● STATED PROBLEM
Where the string "учета" occurs in the material below, report the whole line.

● DATA FOR THE TASK
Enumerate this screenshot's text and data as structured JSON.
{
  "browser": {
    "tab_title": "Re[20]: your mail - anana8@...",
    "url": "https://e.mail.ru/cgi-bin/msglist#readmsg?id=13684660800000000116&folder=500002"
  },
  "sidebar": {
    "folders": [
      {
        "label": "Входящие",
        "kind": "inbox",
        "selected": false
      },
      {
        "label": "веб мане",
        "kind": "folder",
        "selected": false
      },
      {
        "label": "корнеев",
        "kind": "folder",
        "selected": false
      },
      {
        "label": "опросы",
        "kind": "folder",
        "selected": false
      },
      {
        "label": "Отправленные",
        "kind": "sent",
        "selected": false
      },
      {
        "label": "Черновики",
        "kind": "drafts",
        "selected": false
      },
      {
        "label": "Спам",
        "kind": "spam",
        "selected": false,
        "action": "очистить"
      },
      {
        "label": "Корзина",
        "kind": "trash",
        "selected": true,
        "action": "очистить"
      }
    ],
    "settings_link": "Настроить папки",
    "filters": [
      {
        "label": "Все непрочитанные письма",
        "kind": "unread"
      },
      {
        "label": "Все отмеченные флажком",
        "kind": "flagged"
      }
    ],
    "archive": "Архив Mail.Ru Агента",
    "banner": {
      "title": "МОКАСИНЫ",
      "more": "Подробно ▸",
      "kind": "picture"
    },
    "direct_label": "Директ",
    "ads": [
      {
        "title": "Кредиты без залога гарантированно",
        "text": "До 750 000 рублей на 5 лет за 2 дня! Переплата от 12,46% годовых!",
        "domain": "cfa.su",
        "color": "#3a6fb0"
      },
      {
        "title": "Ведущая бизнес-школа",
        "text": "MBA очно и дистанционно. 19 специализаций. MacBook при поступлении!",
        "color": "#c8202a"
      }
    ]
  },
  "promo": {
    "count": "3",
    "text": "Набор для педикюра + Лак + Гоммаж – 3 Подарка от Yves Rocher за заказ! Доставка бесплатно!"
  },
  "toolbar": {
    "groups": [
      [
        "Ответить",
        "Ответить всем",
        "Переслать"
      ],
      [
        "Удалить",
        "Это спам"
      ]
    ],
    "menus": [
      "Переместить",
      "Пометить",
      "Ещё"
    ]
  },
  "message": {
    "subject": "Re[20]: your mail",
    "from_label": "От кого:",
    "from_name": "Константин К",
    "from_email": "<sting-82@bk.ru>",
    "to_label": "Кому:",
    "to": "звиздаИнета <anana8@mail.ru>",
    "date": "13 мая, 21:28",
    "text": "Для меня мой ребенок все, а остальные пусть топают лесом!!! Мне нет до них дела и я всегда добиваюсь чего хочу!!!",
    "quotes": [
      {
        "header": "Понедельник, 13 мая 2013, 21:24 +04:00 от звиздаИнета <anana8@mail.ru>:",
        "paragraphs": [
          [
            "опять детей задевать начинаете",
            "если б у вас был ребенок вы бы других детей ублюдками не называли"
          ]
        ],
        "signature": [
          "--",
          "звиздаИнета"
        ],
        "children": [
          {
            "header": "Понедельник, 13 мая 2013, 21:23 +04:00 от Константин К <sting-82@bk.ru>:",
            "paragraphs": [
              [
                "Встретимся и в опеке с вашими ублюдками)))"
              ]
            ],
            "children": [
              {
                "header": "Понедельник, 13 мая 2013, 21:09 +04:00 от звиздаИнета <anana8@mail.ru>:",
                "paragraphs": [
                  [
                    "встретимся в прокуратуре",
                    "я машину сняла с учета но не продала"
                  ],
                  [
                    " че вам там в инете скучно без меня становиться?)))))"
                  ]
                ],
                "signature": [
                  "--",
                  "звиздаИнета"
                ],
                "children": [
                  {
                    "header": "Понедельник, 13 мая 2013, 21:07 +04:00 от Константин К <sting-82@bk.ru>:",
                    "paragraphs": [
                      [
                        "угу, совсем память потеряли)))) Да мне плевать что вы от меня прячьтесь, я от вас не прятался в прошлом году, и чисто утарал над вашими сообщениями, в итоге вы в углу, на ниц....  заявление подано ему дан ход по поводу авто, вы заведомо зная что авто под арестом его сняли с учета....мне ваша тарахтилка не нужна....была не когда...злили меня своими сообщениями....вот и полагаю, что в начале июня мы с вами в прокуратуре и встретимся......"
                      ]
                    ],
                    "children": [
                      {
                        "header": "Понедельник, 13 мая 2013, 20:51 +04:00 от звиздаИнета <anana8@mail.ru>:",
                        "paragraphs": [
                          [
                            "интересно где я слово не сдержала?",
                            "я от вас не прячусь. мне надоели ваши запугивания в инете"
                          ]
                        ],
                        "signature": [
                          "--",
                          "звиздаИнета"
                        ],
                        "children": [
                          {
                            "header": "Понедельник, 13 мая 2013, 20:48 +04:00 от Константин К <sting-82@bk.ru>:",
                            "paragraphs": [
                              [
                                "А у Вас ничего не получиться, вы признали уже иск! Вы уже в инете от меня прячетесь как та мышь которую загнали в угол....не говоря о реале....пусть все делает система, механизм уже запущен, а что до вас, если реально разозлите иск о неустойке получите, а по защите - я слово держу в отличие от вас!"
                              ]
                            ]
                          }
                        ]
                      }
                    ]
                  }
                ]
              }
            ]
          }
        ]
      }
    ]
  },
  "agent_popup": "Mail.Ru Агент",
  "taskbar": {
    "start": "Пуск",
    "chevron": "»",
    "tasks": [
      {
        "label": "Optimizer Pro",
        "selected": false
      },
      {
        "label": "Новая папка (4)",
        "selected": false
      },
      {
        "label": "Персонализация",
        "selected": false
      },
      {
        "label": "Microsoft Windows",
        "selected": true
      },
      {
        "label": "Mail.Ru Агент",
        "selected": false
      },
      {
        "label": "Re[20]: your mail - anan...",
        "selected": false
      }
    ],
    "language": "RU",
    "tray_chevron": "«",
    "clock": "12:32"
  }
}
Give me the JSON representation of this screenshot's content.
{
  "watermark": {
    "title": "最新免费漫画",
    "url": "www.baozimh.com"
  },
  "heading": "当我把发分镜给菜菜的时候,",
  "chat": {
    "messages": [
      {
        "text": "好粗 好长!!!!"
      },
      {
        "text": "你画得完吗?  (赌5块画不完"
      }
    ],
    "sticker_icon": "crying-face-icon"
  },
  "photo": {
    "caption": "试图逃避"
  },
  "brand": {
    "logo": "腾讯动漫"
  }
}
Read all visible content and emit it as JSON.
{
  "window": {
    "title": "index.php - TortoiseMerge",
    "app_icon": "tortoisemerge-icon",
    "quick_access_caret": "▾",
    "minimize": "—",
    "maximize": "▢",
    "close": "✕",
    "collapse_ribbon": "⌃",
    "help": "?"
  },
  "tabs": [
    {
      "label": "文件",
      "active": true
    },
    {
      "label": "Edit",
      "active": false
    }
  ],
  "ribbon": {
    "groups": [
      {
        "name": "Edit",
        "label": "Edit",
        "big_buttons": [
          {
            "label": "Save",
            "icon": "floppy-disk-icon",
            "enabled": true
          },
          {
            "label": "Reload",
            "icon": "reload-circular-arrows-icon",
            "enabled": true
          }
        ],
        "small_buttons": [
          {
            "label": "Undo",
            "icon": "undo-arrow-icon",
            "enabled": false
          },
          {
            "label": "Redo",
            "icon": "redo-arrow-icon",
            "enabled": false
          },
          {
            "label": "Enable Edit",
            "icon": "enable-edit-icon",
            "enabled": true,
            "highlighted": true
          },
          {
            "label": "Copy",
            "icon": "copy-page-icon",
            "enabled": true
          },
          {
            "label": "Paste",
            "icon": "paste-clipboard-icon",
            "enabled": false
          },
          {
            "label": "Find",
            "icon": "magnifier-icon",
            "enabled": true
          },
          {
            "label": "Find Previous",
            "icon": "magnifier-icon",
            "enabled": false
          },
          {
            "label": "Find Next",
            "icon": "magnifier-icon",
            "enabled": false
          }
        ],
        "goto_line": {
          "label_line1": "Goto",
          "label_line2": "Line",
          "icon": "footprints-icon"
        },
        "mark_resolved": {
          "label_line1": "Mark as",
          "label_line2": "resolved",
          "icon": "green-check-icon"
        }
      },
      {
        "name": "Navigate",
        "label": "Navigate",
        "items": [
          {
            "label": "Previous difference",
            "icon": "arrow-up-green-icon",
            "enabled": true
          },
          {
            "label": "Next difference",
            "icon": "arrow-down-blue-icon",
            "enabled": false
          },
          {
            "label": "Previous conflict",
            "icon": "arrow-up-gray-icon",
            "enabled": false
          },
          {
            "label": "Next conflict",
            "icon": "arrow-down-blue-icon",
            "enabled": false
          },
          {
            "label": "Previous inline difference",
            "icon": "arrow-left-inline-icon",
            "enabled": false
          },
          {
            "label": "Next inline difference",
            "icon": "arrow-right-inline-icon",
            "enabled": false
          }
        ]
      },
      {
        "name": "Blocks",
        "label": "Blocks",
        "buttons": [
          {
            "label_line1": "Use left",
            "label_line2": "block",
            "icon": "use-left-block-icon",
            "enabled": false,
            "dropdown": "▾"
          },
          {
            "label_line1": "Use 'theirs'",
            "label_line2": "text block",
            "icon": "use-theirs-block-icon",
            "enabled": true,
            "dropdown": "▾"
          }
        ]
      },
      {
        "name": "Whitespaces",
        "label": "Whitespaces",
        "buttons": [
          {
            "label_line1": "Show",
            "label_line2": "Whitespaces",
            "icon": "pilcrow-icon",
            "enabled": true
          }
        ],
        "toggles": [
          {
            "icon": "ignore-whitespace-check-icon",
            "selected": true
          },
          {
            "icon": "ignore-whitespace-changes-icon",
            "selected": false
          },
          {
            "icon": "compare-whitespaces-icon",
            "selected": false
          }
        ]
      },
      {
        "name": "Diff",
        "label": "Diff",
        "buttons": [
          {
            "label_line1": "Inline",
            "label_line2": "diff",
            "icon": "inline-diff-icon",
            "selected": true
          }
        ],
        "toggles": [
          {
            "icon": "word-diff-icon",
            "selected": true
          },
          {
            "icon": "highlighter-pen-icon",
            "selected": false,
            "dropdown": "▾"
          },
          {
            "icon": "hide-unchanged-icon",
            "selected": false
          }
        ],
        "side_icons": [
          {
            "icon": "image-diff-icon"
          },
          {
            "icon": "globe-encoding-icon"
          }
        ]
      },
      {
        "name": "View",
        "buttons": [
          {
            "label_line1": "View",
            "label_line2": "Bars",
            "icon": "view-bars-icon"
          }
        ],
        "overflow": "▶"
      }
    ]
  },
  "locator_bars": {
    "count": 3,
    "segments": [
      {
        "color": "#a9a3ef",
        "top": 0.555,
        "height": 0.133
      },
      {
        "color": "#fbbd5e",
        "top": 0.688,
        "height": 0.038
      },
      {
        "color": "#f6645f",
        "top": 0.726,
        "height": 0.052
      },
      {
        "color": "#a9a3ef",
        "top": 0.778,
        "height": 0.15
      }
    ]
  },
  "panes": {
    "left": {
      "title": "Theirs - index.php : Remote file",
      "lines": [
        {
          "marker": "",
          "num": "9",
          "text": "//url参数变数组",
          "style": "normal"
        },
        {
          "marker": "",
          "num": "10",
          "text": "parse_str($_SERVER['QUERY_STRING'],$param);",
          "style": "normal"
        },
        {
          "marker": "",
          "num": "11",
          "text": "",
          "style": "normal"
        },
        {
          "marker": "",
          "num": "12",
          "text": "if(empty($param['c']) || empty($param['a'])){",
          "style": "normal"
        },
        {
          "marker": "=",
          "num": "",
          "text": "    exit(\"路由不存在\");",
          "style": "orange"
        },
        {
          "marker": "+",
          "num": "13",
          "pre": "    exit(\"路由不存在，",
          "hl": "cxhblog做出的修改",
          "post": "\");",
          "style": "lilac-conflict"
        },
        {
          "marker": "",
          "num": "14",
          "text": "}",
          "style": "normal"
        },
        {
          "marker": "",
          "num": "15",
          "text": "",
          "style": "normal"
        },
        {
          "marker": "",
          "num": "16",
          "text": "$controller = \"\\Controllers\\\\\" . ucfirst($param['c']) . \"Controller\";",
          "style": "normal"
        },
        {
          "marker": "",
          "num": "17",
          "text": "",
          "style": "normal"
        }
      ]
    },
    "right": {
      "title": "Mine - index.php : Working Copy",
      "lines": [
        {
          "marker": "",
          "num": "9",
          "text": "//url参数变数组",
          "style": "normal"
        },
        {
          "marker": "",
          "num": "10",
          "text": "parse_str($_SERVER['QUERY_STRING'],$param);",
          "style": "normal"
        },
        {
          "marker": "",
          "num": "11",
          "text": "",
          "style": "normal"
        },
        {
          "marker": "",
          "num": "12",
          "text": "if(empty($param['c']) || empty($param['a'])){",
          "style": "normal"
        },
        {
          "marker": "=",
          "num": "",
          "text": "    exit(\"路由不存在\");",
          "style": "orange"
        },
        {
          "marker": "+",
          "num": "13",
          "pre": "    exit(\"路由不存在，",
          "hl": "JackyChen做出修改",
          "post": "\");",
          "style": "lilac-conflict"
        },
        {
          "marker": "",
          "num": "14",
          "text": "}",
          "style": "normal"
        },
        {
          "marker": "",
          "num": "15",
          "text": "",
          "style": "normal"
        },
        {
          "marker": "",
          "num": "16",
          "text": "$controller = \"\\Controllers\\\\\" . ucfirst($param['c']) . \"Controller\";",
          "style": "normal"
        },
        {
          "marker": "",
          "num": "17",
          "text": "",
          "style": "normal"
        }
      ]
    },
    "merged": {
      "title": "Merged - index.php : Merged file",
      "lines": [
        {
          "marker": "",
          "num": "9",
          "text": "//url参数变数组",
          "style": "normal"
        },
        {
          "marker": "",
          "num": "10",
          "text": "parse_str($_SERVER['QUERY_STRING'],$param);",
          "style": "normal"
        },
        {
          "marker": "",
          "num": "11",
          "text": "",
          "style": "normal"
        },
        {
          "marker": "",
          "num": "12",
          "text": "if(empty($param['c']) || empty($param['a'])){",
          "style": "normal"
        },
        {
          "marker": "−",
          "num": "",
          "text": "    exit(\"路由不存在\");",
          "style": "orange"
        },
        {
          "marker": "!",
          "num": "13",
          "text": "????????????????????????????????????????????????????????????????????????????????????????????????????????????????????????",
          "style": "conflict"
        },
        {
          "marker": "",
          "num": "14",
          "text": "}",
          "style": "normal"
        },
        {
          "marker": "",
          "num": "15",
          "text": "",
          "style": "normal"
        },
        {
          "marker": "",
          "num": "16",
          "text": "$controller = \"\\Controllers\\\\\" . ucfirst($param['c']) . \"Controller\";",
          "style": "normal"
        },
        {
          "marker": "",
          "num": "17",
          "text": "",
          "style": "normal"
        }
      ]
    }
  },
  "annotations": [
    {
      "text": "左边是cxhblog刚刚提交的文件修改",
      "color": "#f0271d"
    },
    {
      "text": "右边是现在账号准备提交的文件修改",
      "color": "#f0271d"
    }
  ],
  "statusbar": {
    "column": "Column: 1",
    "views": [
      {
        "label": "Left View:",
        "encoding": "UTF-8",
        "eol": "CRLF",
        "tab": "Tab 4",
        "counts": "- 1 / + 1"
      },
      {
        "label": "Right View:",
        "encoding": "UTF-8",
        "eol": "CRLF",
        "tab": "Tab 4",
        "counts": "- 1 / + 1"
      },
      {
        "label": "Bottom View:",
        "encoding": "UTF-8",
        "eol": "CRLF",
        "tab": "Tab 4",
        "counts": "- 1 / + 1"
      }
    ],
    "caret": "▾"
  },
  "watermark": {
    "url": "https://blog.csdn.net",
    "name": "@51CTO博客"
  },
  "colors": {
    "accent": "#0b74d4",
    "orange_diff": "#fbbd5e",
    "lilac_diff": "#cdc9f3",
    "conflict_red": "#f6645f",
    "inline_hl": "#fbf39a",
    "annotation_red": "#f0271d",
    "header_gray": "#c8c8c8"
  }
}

● COMPLETED TASK
                    "я машину сняла с учета но не продала"
                        "угу, совсем память потеряли)))) Да мне плевать что вы от меня прячьтесь, я от вас не прятался в прошлом году, и чисто утарал над вашими сообщениями, в итоге вы в углу, на ниц....  заявление подано ему дан ход по поводу авто, вы заведомо зная что авто под арестом его сняли с учета....мне ваша тарахтилка не нужна....была не когда...злили меня своими сообщениями....вот и полагаю, что в начале июня мы с вами в прокуратуре и встретимся......"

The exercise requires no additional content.